Print the entries below word for word; the pictures stay out of your copy.
___ Extracted material ___
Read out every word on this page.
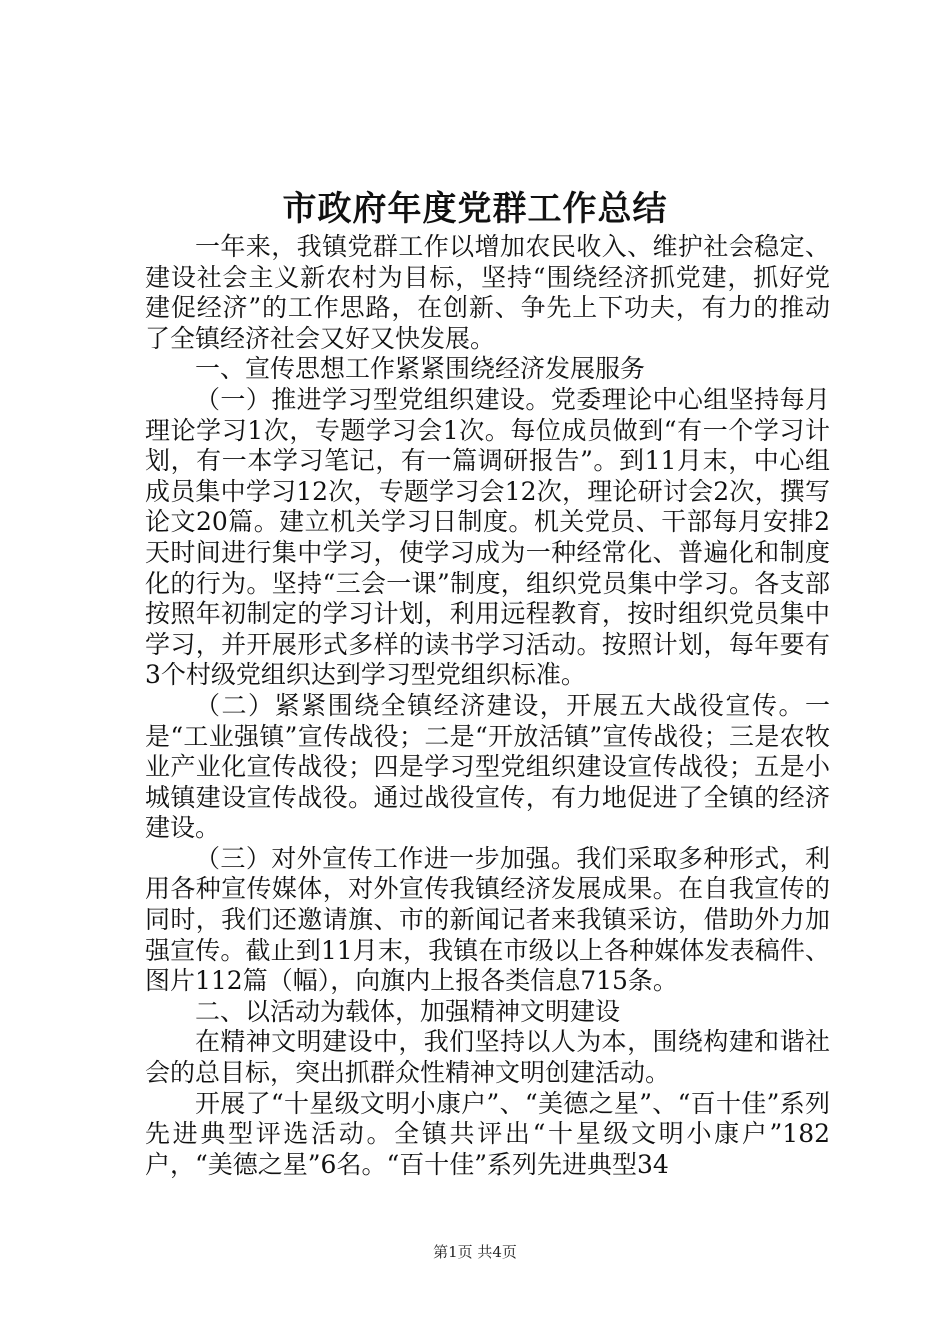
市政府年度党群工作总结

一年来，我镇党群工作以增加农民收入、维护社会稳定、建设社会主义新农村为目标，坚持“围绕经济抓党建，抓好党建促经济”的工作思路，在创新、争先上下功夫，有力的推动了全镇经济社会又好又快发展。

一、宣传思想工作紧紧围绕经济发展服务

（一）推进学习型党组织建设。党委理论中心组坚持每月理论学习1次，专题学习会1次。每位成员做到“有一个学习计划，有一本学习笔记，有一篇调研报告”。到11月末，中心组成员集中学习12次，专题学习会12次，理论研讨会2次，撰写论文20篇。建立机关学习日制度。机关党员、干部每月安排2天时间进行集中学习，使学习成为一种经常化、普遍化和制度化的行为。坚持“三会一课”制度，组织党员集中学习。各支部按照年初制定的学习计划，利用远程教育，按时组织党员集中学习，并开展形式多样的读书学习活动。按照计划，每年要有3个村级党组织达到学习型党组织标准。

（二）紧紧围绕全镇经济建设，开展五大战役宣传。一是“工业强镇”宣传战役；二是“开放活镇”宣传战役；三是农牧业产业化宣传战役；四是学习型党组织建设宣传战役；五是小城镇建设宣传战役。通过战役宣传，有力地促进了全镇的经济建设。

（三）对外宣传工作进一步加强。我们采取多种形式，利用各种宣传媒体，对外宣传我镇经济发展成果。在自我宣传的同时，我们还邀请旗、市的新闻记者来我镇采访，借助外力加强宣传。截止到11月末，我镇在市级以上各种媒体发表稿件、图片112篇（幅），向旗内上报各类信息715条。

二、以活动为载体，加强精神文明建设

在精神文明建设中，我们坚持以人为本，围绕构建和谐社会的总目标，突出抓群众性精神文明创建活动。

开展了“十星级文明小康户”、“美德之星”、“百十佳”系列先进典型评选活动。全镇共评出“十星级文明小康户”182户，“美德之星”6名。“百十佳”系列先进典型34

第1页 共4页
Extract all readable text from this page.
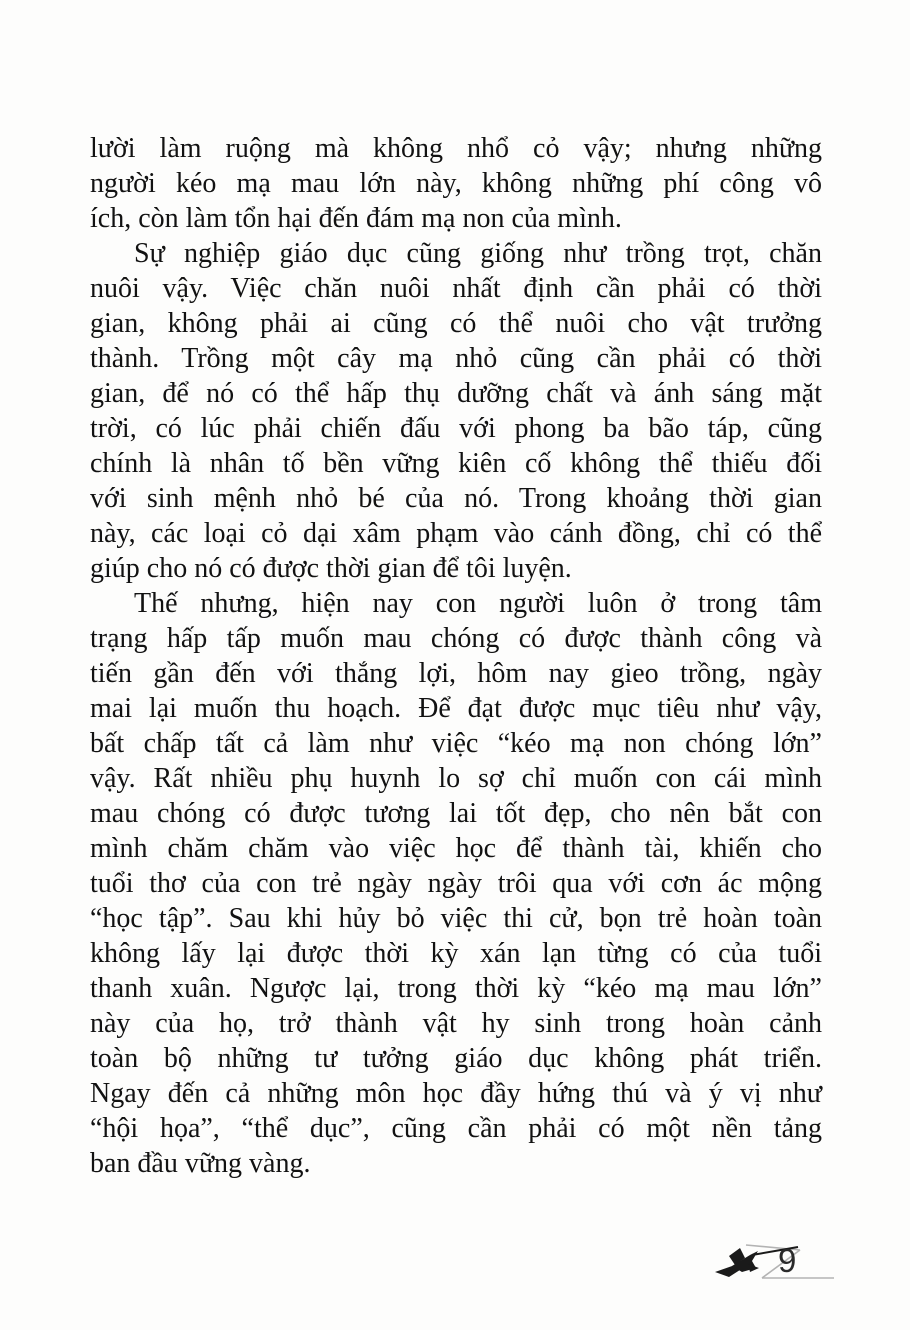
lười làm ruộng mà không nhổ cỏ vậy; nhưng những
người kéo mạ mau lớn này, không những phí công vô
ích, còn làm tổn hại đến đám mạ non của mình.
Sự nghiệp giáo dục cũng giống như trồng trọt, chăn
nuôi vậy. Việc chăn nuôi nhất định cần phải có thời
gian, không phải ai cũng có thể nuôi cho vật trưởng
thành. Trồng một cây mạ nhỏ cũng cần phải có thời
gian, để nó có thể hấp thụ dưỡng chất và ánh sáng mặt
trời, có lúc phải chiến đấu với phong ba bão táp, cũng
chính là nhân tố bền vững kiên cố không thể thiếu đối
với sinh mệnh nhỏ bé của nó. Trong khoảng thời gian
này, các loại cỏ dại xâm phạm vào cánh đồng, chỉ có thể
giúp cho nó có được thời gian để tôi luyện.
Thế nhưng, hiện nay con người luôn ở trong tâm
trạng hấp tấp muốn mau chóng có được thành công và
tiến gần đến với thắng lợi, hôm nay gieo trồng, ngày
mai lại muốn thu hoạch. Để đạt được mục tiêu như vậy,
bất chấp tất cả làm như việc “kéo mạ non chóng lớn”
vậy. Rất nhiều phụ huynh lo sợ chỉ muốn con cái mình
mau chóng có được tương lai tốt đẹp, cho nên bắt con
mình chăm chăm vào việc học để thành tài, khiến cho
tuổi thơ của con trẻ ngày ngày trôi qua với cơn ác mộng
“học tập”. Sau khi hủy bỏ việc thi cử, bọn trẻ hoàn toàn
không lấy lại được thời kỳ xán lạn từng có của tuổi
thanh xuân. Ngược lại, trong thời kỳ “kéo mạ mau lớn”
này của họ, trở thành vật hy sinh trong hoàn cảnh
toàn bộ những tư tưởng giáo dục không phát triển.
Ngay đến cả những môn học đầy hứng thú và ý vị như
“hội họa”, “thể dục”, cũng cần phải có một nền tảng
ban đầu vững vàng.
9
___
In response
Read out every word on this page.
市政府年度党群工作总结

一年来，我镇党群工作以增加农民收入、维护社会稳定、建设社会主义新农村为目标，坚持“围绕经济抓党建，抓好党建促经济”的工作思路，在创新、争先上下功夫，有力的推动了全镇经济社会又好又快发展。

一、宣传思想工作紧紧围绕经济发展服务

（一）推进学习型党组织建设。党委理论中心组坚持每月理论学习1次，专题学习会1次。每位成员做到“有一个学习计划，有一本学习笔记，有一篇调研报告”。到11月末，中心组成员集中学习12次，专题学习会12次，理论研讨会2次，撰写论文20篇。建立机关学习日制度。机关党员、干部每月安排2天时间进行集中学习，使学习成为一种经常化、普遍化和制度化的行为。坚持“三会一课”制度，组织党员集中学习。各支部按照年初制定的学习计划，利用远程教育，按时组织党员集中学习，并开展形式多样的读书学习活动。按照计划，每年要有3个村级党组织达到学习型党组织标准。

（二）紧紧围绕全镇经济建设，开展五大战役宣传。一是“工业强镇”宣传战役；二是“开放活镇”宣传战役；三是农牧业产业化宣传战役；四是学习型党组织建设宣传战役；五是小城镇建设宣传战役。通过战役宣传，有力地促进了全镇的经济建设。

（三）对外宣传工作进一步加强。我们采取多种形式，利用各种宣传媒体，对外宣传我镇经济发展成果。在自我宣传的同时，我们还邀请旗、市的新闻记者来我镇采访，借助外力加强宣传。截止到11月末，我镇在市级以上各种媒体发表稿件、图片112篇（幅），向旗内上报各类信息715条。

二、以活动为载体，加强精神文明建设

在精神文明建设中，我们坚持以人为本，围绕构建和谐社会的总目标，突出抓群众性精神文明创建活动。

开展了“十星级文明小康户”、“美德之星”、“百十佳”系列先进典型评选活动。全镇共评出“十星级文明小康户”182户，“美德之星”6名。“百十佳”系列先进典型34

第1页 共4页
Extract all readable text from this page.
lười làm ruộng mà không nhổ cỏ vậy; nhưng những
người kéo mạ mau lớn này, không những phí công vô
ích, còn làm tổn hại đến đám mạ non của mình.
Sự nghiệp giáo dục cũng giống như trồng trọt, chăn
nuôi vậy. Việc chăn nuôi nhất định cần phải có thời
gian, không phải ai cũng có thể nuôi cho vật trưởng
thành. Trồng một cây mạ nhỏ cũng cần phải có thời
gian, để nó có thể hấp thụ dưỡng chất và ánh sáng mặt
trời, có lúc phải chiến đấu với phong ba bão táp, cũng
chính là nhân tố bền vững kiên cố không thể thiếu đối
với sinh mệnh nhỏ bé của nó. Trong khoảng thời gian
này, các loại cỏ dại xâm phạm vào cánh đồng, chỉ có thể
giúp cho nó có được thời gian để tôi luyện.
Thế nhưng, hiện nay con người luôn ở trong tâm
trạng hấp tấp muốn mau chóng có được thành công và
tiến gần đến với thắng lợi, hôm nay gieo trồng, ngày
mai lại muốn thu hoạch. Để đạt được mục tiêu như vậy,
bất chấp tất cả làm như việc “kéo mạ non chóng lớn”
vậy. Rất nhiều phụ huynh lo sợ chỉ muốn con cái mình
mau chóng có được tương lai tốt đẹp, cho nên bắt con
mình chăm chăm vào việc học để thành tài, khiến cho
tuổi thơ của con trẻ ngày ngày trôi qua với cơn ác mộng
“học tập”. Sau khi hủy bỏ việc thi cử, bọn trẻ hoàn toàn
không lấy lại được thời kỳ xán lạn từng có của tuổi
thanh xuân. Ngược lại, trong thời kỳ “kéo mạ mau lớn”
này của họ, trở thành vật hy sinh trong hoàn cảnh
toàn bộ những tư tưởng giáo dục không phát triển.
Ngay đến cả những môn học đầy hứng thú và ý vị như
“hội họa”, “thể dục”, cũng cần phải có một nền tảng
ban đầu vững vàng.
9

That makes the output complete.